_Source material_.

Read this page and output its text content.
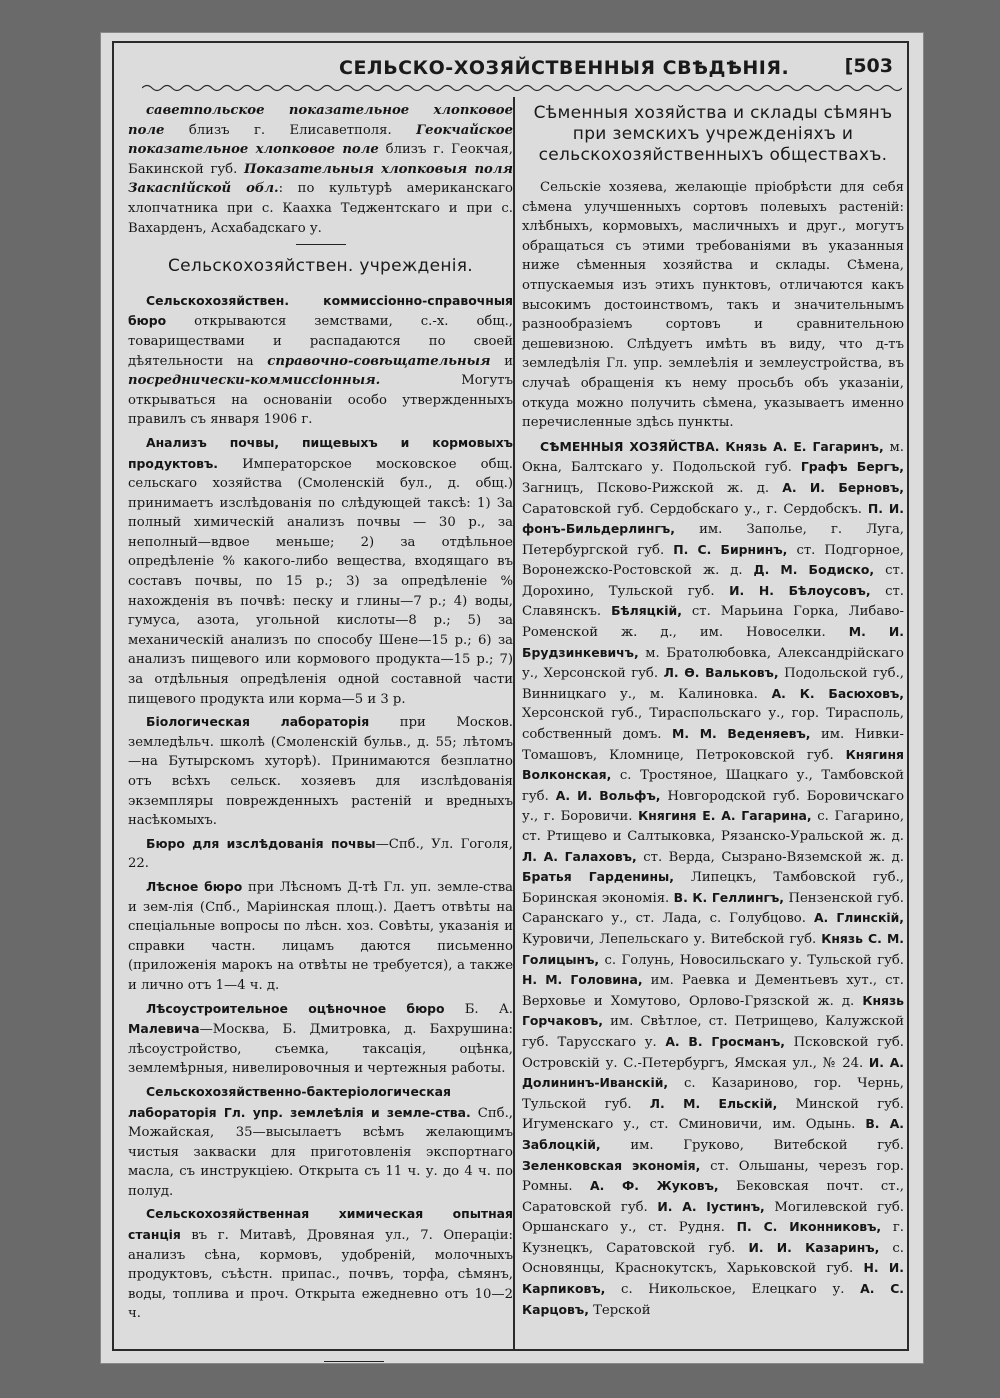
СЕЛЬСКО-ХОЗЯЙСТВЕННЫЯ СВѢДѢНІЯ.	[503

саветпольское показательное хлопковое поле близъ г. Елисаветполя. Геокчайское показательное хлопковое поле близъ г. Геокчая, Бакинской губ. Показательныя хлопковыя поля Закаспійской обл.: по культурѣ американскаго хлопчатника при с. Каахка Теджентскаго и при с. Вахарденъ, Асхабадскаго у.

Сельскохозяйствен. учрежденія.

Сельскохозяйствен. коммиссіонно-справочныя бюро открываются земствами, с.-х. общ., товариществами и распадаются по своей дѣятельности на справочно-совѣщательныя и посреднически-коммиссіонныя. Могутъ открываться на основаніи особо утвержденныхъ правилъ съ января 1906 г.

Анализъ почвы, пищевыхъ и кормовыхъ продуктовъ. Императорское московское общ. сельскаго хозяйства (Смоленскій бул., д. общ.) принимаетъ изслѣдованія по слѣдующей таксѣ: 1) За полный химическій анализъ почвы — 30 р., за неполный—вдвое меньше; 2) за отдѣльное опредѣленіе % какого-либо вещества, входящаго въ составъ почвы, по 15 р.; 3) за опредѣленіе % нахожденія въ почвѣ: песку и глины—7 р.; 4) воды, гумуса, азота, угольной кислоты—8 р.; 5) за механическій анализъ по способу Шене—15 р.; 6) за анализъ пищевого или кормового продукта—15 р.; 7) за отдѣльныя опредѣленія одной составной части пищевого продукта или корма—5 и 3 р.

Біологическая лабораторія при Москов. земледѣльч. школѣ (Смоленскій бульв., д. 55; лѣтомъ—на Бутырскомъ хуторѣ). Принимаются безплатно отъ всѣхъ сельск. хозяевъ для изслѣдованія экземпляры поврежденныхъ растеній и вредныхъ насѣкомыхъ.

Бюро для изслѣдованія почвы—Спб., Ул. Гоголя, 22.

Лѣсное бюро при Лѣсномъ Д-тѣ Гл. уп. земле-ства и зем-лія (Спб., Маріинская площ.). Даетъ отвѣты на спеціальные вопросы по лѣсн. хоз. Совѣты, указанія и справки частн. лицамъ даются письменно (приложенія марокъ на отвѣты не требуется), а также и лично отъ 1—4 ч. д.

Лѣсоустроительное оцѣночное бюро Б. А. Малевича—Москва, Б. Дмитровка, д. Бахрушина: лѣсоустройство, съемка, таксація, оцѣнка, землемѣрныя, нивелировочныя и чертежныя работы.

Сельскохозяйственно-бактеріологическая лабораторія Гл. упр. землеѣлія и земле-ства. Спб., Можайская, 35—высылаетъ всѣмъ желающимъ чистыя закваски для приготовленія экспортнаго масла, съ инструкціею. Открыта съ 11 ч. у. до 4 ч. по полуд.

Сельскохозяйственная химическая опытная станція въ г. Митавѣ, Дровяная ул., 7. Операціи: анализъ сѣна, кормовъ, удобреній, молочныхъ продуктовъ, съѣстн. припас., почвъ, торфа, сѣмянъ, воды, топлива и проч. Открыта ежедневно отъ 10—2 ч.

Сѣменныя хозяйства и склады сѣмянъ при земскихъ учрежденіяхъ и сельскохозяйственныхъ обществахъ.

Сельскіе хозяева, желающіе пріобрѣсти для себя сѣмена улучшенныхъ сортовъ полевыхъ растеній: хлѣбныхъ, кормовыхъ, масличныхъ и друг., могутъ обращаться съ этими требованіями въ указанныя ниже сѣменныя хозяйства и склады. Сѣмена, отпускаемыя изъ этихъ пунктовъ, отличаются какъ высокимъ достоинствомъ, такъ и значительнымъ разнообразіемъ сортовъ и сравнительною дешевизною. Слѣдуетъ имѣть въ виду, что д-тъ земледѣлія Гл. упр. землеѣлія и землеустройства, въ случаѣ обращенія къ нему просьбъ объ указаніи, откуда можно получить сѣмена, указываетъ именно перечисленные здѣсь пункты.

СѢМЕННЫЯ ХОЗЯЙСТВА. Князь А. Е. Гагаринъ, м. Окна, Балтскаго у. Подольской губ. Графъ Бергъ, Загницъ, Псково-Рижской ж. д. А. И. Берновъ, Саратовской губ. Сердобскаго у., г. Сердобскъ. П. И. фонъ-Бильдерлингъ, им. Заполье, г. Луга, Петербургской губ. П. С. Бирнинъ, ст. Подгорное, Воронежско-Ростовской ж. д. Д. М. Бодиско, ст. Дорохино, Тульской губ. И. Н. Бѣлоусовъ, ст. Славянскъ. Бѣляцкій, ст. Марьина Горка, Либаво-Роменской ж. д., им. Новоселки. М. И. Брудзинкевичъ, м. Братолюбовка, Александрійскаго у., Херсонской губ. Л. Ѳ. Вальковъ, Подольской губ., Винницкаго у., м. Калиновка. А. К. Басюховъ, Херсонской губ., Тираспольскаго у., гор. Тирасполь, собственный домъ. М. М. Веденяевъ, им. Нивки-Томашовъ, Кломнице, Петроковской губ. Княгиня Волконская, с. Тростяное, Шацкаго у., Тамбовской губ. А. И. Вольфъ, Новгородской губ. Боровичскаго у., г. Боровичи. Княгиня Е. А. Гагарина, с. Гагарино, ст. Ртищево и Салтыковка, Рязанско-Уральской ж. д. Л. А. Галаховъ, ст. Верда, Сызрано-Вяземской ж. д. Братья Гарденины, Липецкъ, Тамбовской губ., Боринская экономія. В. К. Геллингъ, Пензенской губ. Саранскаго у., ст. Лада, с. Голубцово. А. Глинскій, Куровичи, Лепельскаго у. Витебской губ. Князь С. М. Голицынъ, с. Голунь, Новосильскаго у. Тульской губ. Н. М. Головина, им. Раевка и Дементьевъ хут., ст. Верховье и Хомутово, Орлово-Грязской ж. д. Князь Горчаковъ, им. Свѣтлое, ст. Петрищево, Калужской губ. Тарусскаго у. А. В. Гросманъ, Псковской губ. Островскій у. С.-Петербургъ, Ямская ул., № 24. И. А. Долининъ-Иванскій, с. Казариново, гор. Чернь, Тульской губ. Л. М. Ельскій, Минской губ. Игуменскаго у., ст. Сминовичи, им. Одынь. В. А. Заблоцкій, им. Груково, Витебской губ. Зеленковская экономія, ст. Ольшаны, черезъ гор. Ромны. А. Ф. Жуковъ, Бековская почт. ст., Саратовской губ. И. А. Іустинъ, Могилевской губ. Оршанскаго у., ст. Рудня. П. С. Иконниковъ, г. Кузнецкъ, Саратовской губ. И. И. Казаринъ, с. Основянцы, Краснокутскъ, Харьковской губ. Н. И. Карпиковъ, с. Никольское, Елецкаго у. А. С. Карцовъ, Терской
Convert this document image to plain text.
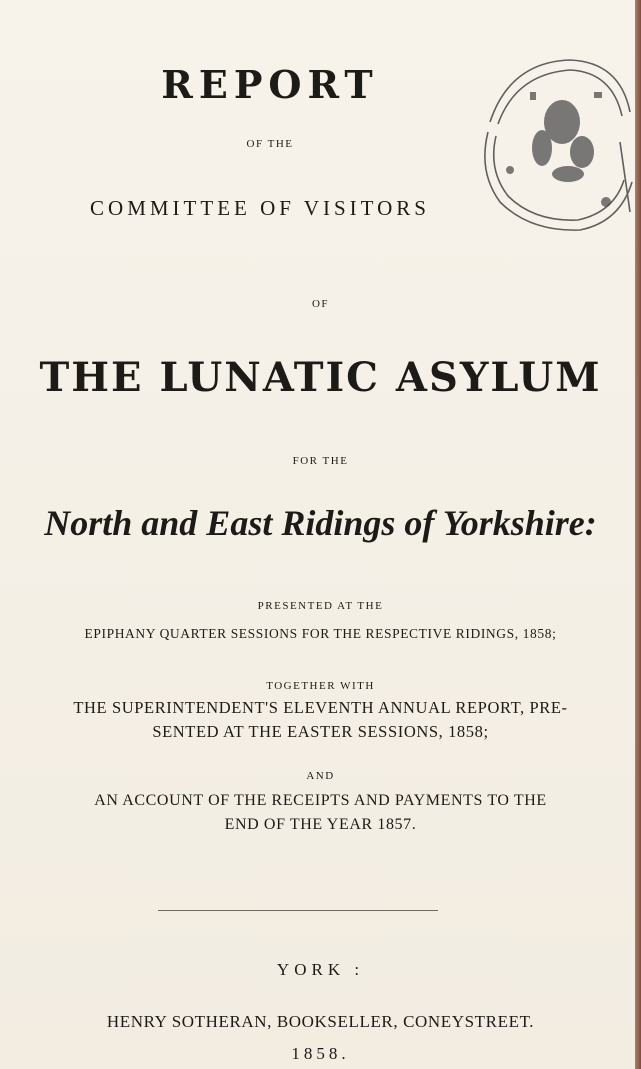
REPORT
OF THE
COMMITTEE OF VISITORS
OF
THE LUNATIC ASYLUM
FOR THE
North and East Ridings of Yorkshire:
PRESENTED AT THE
EPIPHANY QUARTER SESSIONS FOR THE RESPECTIVE RIDINGS, 1858;
TOGETHER WITH
THE SUPERINTENDENT'S ELEVENTH ANNUAL REPORT, PRE-
SENTED AT THE EASTER SESSIONS, 1858;
AND
AN ACCOUNT OF THE RECEIPTS AND PAYMENTS TO THE
END OF THE YEAR 1857.
YORK :
HENRY SOTHERAN, BOOKSELLER, CONEYSTREET.
1858.
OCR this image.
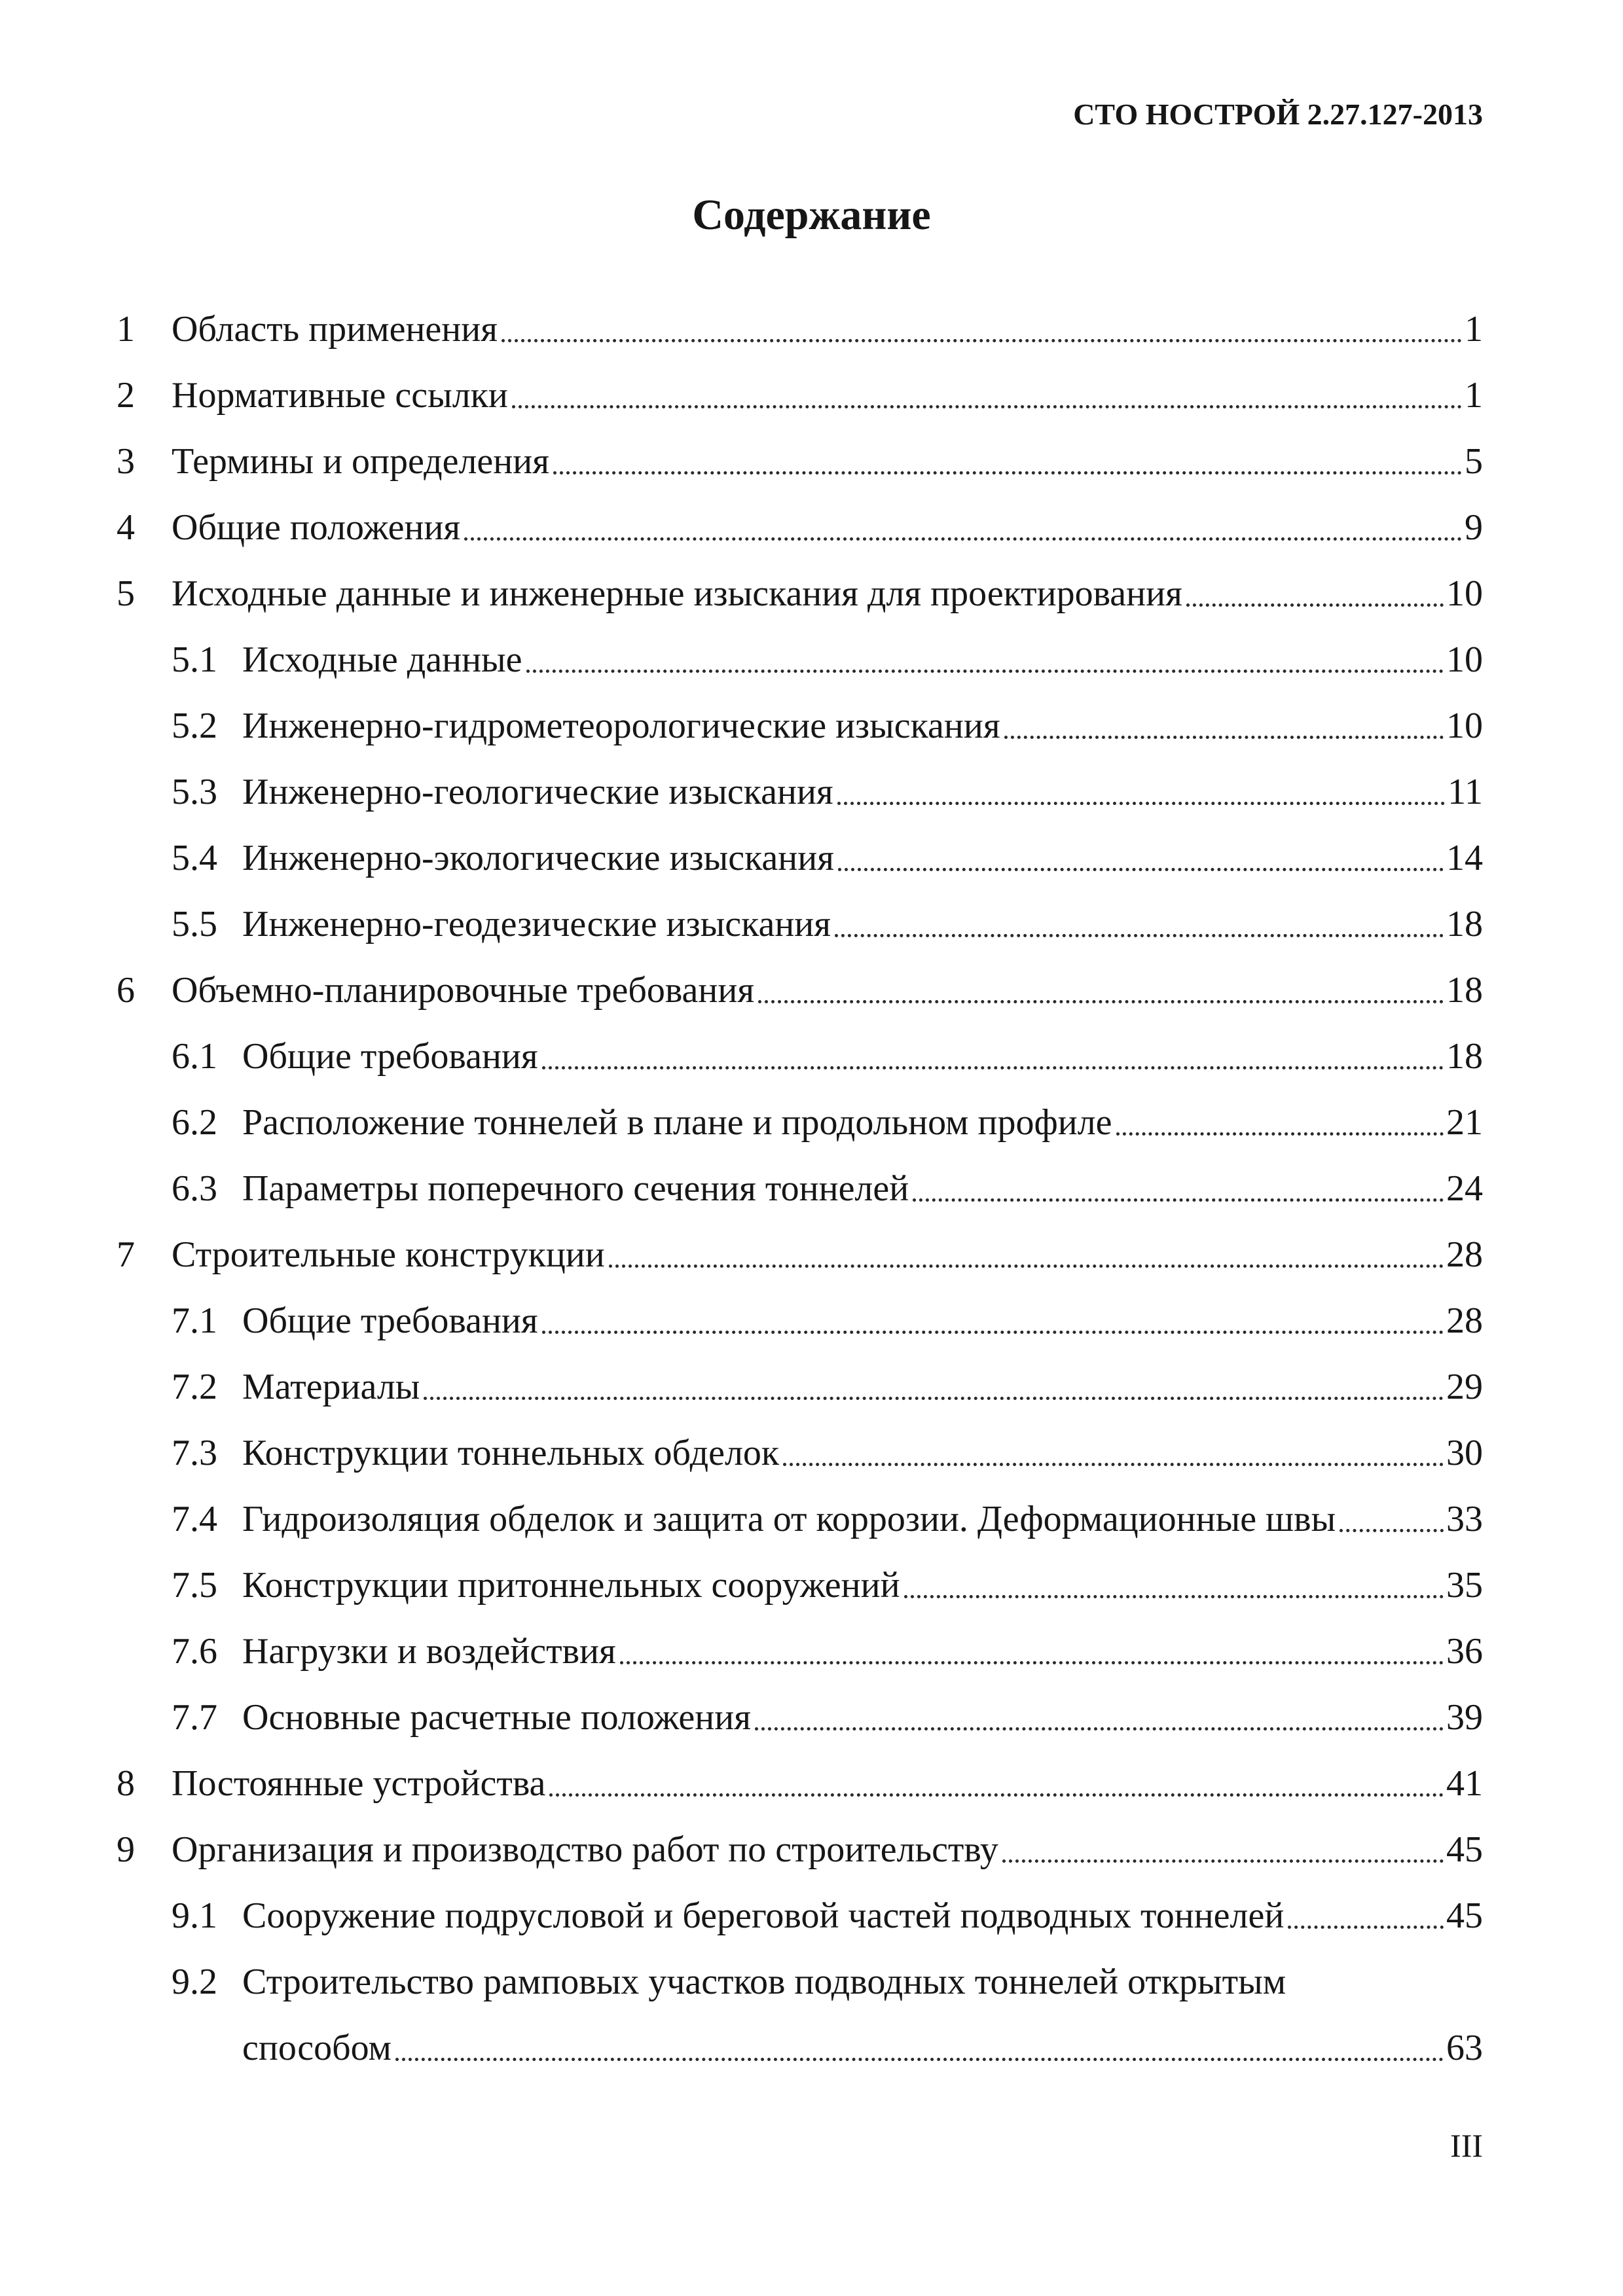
СТО НОСТРОЙ 2.27.127-2013
Содержание
1	Область применения	1
2	Нормативные ссылки	1
3	Термины и определения	5
4	Общие положения	9
5	Исходные данные и инженерные изыскания для проектирования	10
5.1 Исходные данные	10
5.2 Инженерно-гидрометеорологические изыскания	10
5.3 Инженерно-геологические изыскания	11
5.4 Инженерно-экологические изыскания	14
5.5 Инженерно-геодезические изыскания	18
6	Объемно-планировочные требования	18
6.1 Общие требования	18
6.2 Расположение тоннелей в плане и продольном профиле	21
6.3 Параметры поперечного сечения тоннелей	24
7	Строительные конструкции	28
7.1 Общие требования	28
7.2 Материалы	29
7.3 Конструкции тоннельных обделок	30
7.4 Гидроизоляция обделок и защита от коррозии. Деформационные швы	33
7.5 Конструкции притоннельных сооружений	35
7.6 Нагрузки и воздействия	36
7.7 Основные расчетные положения	39
8	Постоянные устройства	41
9	Организация и производство работ по строительству	45
9.1 Сооружение подрусловой и береговой частей подводных тоннелей	45
9.2 Строительство рамповых участков подводных тоннелей открытым
способом	63
III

_Task brief_.
Find the line with "OCR this image." in the listing and extract it and all lines after it through the end, exactly, without the pictures.

_Answer to this problem_.
OCR this image.
СТО НОСТРОЙ 2.27.127-2013
Содержание
1	Область применения	1
2	Нормативные ссылки	1
3	Термины и определения	5
4	Общие положения	9
5	Исходные данные и инженерные изыскания для проектирования	10
5.1 Исходные данные	10
5.2 Инженерно-гидрометеорологические изыскания	10
5.3 Инженерно-геологические изыскания	11
5.4 Инженерно-экологические изыскания	14
5.5 Инженерно-геодезические изыскания	18
6	Объемно-планировочные требования	18
6.1 Общие требования	18
6.2 Расположение тоннелей в плане и продольном профиле	21
6.3 Параметры поперечного сечения тоннелей	24
7	Строительные конструкции	28
7.1 Общие требования	28
7.2 Материалы	29
7.3 Конструкции тоннельных обделок	30
7.4 Гидроизоляция обделок и защита от коррозии. Деформационные швы	33
7.5 Конструкции притоннельных сооружений	35
7.6 Нагрузки и воздействия	36
7.7 Основные расчетные положения	39
8	Постоянные устройства	41
9	Организация и производство работ по строительству	45
9.1 Сооружение подрусловой и береговой частей подводных тоннелей	45
9.2 Строительство рамповых участков подводных тоннелей открытым
способом	63
III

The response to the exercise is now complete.